--- WORK TO COMPLETE ---
Copy each line of the records that holds the string "责令改正".

══ INFORMATION GIVEN

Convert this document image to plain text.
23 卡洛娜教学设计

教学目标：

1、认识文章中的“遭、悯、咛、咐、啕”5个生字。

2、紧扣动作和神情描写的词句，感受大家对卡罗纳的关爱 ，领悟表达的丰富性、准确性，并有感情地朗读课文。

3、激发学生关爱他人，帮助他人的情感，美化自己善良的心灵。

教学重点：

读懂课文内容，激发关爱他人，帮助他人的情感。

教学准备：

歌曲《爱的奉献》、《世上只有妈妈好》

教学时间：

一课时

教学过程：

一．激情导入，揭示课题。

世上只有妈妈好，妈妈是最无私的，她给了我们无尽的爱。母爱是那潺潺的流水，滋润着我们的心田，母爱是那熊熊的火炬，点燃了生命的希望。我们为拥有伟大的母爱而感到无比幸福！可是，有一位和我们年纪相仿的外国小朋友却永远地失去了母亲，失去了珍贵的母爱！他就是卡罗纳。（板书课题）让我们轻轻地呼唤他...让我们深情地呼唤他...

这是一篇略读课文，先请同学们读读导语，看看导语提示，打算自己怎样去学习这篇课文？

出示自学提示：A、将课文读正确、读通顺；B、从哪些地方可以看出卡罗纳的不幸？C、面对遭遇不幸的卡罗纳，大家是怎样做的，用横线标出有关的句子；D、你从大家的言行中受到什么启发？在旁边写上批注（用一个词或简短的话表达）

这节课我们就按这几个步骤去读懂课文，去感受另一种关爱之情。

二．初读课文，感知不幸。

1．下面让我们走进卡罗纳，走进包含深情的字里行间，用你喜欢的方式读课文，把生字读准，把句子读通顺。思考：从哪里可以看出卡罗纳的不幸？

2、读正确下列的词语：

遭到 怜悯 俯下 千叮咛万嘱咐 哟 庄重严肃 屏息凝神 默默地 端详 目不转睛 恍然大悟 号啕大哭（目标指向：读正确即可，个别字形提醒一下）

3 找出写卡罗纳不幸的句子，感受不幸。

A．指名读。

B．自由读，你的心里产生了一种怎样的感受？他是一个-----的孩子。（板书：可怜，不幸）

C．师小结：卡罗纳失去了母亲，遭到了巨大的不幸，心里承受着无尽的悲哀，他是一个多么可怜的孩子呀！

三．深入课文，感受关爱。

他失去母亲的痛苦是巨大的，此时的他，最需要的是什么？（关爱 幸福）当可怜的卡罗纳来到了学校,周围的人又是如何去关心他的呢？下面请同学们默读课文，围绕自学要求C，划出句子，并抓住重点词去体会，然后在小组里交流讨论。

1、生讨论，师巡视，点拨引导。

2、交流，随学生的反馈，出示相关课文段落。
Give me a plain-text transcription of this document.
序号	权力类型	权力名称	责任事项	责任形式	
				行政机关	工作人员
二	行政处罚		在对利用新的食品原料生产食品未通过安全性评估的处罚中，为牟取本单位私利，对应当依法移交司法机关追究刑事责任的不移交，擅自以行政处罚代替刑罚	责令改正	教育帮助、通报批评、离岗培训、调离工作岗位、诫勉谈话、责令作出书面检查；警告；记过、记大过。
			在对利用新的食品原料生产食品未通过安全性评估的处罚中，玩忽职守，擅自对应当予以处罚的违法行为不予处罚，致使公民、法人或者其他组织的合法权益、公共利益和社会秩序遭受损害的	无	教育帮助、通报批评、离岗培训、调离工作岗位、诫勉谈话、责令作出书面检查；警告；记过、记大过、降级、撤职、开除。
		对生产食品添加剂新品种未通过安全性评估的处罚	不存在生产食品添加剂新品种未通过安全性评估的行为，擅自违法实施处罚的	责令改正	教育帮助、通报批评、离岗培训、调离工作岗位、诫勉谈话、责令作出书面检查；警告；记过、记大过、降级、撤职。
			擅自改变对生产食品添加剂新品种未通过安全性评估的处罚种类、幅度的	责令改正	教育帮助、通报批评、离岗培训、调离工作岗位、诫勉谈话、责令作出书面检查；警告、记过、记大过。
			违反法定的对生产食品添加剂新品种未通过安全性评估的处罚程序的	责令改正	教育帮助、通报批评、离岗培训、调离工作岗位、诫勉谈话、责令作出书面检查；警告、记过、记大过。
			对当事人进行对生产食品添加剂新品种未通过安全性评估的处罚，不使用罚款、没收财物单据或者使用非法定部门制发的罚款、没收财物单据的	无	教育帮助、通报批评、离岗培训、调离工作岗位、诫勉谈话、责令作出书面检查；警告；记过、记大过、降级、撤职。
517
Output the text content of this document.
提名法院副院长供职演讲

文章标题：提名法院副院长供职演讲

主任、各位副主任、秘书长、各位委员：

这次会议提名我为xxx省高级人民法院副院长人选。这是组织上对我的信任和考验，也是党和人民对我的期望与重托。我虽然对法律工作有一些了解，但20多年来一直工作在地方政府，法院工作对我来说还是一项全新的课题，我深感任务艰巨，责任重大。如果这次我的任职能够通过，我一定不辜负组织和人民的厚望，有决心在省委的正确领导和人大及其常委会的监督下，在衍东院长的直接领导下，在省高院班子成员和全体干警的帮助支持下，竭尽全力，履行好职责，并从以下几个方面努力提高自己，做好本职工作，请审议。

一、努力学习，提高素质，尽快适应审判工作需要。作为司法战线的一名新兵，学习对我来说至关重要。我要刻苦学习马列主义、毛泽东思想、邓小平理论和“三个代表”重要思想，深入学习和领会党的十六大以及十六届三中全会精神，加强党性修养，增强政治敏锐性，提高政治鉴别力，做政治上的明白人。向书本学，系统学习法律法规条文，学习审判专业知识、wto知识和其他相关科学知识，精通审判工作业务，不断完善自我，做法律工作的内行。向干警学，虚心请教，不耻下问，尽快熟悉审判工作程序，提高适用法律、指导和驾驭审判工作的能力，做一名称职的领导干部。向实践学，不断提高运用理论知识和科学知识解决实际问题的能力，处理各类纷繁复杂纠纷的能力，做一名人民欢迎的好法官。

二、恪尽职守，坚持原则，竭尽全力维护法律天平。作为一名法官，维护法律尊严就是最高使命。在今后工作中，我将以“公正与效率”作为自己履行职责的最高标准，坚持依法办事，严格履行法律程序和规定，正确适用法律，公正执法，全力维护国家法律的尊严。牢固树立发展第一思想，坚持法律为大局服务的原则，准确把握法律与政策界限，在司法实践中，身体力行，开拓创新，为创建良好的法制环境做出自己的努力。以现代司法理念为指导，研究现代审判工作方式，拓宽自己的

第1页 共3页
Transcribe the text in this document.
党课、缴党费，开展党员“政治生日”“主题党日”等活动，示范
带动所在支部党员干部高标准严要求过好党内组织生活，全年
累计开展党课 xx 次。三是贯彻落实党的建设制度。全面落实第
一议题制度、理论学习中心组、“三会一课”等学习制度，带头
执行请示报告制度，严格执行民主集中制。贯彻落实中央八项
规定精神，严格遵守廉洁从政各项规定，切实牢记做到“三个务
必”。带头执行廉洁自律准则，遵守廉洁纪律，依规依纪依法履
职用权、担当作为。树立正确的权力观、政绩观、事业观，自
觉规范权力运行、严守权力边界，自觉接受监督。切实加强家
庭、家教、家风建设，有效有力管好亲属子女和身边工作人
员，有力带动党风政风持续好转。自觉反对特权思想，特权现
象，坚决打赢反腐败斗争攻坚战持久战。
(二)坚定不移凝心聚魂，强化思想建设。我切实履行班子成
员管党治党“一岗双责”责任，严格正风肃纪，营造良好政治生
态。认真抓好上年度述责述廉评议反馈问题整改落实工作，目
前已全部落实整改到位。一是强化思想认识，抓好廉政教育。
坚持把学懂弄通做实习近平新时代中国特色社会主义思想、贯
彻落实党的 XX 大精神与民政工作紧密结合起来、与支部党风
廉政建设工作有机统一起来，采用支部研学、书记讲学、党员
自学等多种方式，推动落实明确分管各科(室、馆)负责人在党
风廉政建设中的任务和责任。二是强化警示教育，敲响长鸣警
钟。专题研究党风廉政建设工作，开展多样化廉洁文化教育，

════

--- SOLUTION TO THE PROBLEM ---
二	行政处罚		在对利用新的食品原料生产食品未通过安全性评估的处罚中，为牟取本单位私利，对应当依法移交司法机关追究刑事责任的不移交，擅自以行政处罚代替刑罚	责令改正	教育帮助、通报批评、离岗培训、调离工作岗位、诫勉谈话、责令作出书面检查；警告；记过、记大过。
		对生产食品添加剂新品种未通过安全性评估的处罚	不存在生产食品添加剂新品种未通过安全性评估的行为，擅自违法实施处罚的	责令改正	教育帮助、通报批评、离岗培训、调离工作岗位、诫勉谈话、责令作出书面检查；警告；记过、记大过、降级、撤职。
			擅自改变对生产食品添加剂新品种未通过安全性评估的处罚种类、幅度的	责令改正	教育帮助、通报批评、离岗培训、调离工作岗位、诫勉谈话、责令作出书面检查；警告、记过、记大过。
			违反法定的对生产食品添加剂新品种未通过安全性评估的处罚程序的	责令改正	教育帮助、通报批评、离岗培训、调离工作岗位、诫勉谈话、责令作出书面检查；警告、记过、记大过。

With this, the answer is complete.